# start of Information supplied
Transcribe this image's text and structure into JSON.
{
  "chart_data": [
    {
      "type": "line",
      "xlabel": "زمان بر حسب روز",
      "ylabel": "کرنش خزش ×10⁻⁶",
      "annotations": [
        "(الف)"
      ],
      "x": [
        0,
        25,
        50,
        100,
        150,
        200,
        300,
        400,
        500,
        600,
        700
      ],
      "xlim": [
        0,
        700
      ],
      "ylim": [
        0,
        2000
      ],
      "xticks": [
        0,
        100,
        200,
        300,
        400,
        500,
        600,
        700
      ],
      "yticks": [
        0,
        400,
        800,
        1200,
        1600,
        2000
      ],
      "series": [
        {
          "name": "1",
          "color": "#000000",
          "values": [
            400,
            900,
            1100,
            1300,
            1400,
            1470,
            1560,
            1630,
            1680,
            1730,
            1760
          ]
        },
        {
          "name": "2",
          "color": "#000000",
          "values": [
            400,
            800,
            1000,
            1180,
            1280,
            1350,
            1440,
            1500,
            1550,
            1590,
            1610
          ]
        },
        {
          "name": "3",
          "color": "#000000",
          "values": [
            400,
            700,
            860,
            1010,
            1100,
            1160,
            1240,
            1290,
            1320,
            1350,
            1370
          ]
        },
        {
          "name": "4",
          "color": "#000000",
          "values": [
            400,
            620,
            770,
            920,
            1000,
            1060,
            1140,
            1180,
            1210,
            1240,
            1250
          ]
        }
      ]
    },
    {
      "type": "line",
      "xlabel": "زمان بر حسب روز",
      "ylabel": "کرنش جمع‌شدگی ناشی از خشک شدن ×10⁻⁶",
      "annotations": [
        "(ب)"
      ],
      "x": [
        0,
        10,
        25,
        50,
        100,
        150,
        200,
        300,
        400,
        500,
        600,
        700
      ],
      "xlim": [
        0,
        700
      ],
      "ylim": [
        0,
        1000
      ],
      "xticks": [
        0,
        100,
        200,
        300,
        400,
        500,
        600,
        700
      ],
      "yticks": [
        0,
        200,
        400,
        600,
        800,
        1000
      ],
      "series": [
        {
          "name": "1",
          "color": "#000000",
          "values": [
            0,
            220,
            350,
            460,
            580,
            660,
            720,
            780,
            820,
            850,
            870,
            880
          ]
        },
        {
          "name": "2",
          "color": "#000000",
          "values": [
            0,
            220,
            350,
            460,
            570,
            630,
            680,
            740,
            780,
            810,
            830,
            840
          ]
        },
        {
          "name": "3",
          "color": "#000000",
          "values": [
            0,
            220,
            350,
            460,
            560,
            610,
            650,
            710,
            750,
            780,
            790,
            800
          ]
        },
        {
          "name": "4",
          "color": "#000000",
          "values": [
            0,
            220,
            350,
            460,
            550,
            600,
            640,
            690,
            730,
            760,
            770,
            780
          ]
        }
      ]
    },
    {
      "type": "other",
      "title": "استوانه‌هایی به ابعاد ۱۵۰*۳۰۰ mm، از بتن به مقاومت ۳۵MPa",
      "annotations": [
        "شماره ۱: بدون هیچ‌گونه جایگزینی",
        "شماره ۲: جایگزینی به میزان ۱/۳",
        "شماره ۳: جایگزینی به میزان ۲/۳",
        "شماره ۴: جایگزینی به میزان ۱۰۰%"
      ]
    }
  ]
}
# end of Information supplied
Search the lines for the string "کرنش" and copy every line that has it.

      "ylabel": "کرنش خزش ×10⁻⁶",
      "ylabel": "کرنش جمع‌شدگی ناشی از خشک شدن ×10⁻⁶",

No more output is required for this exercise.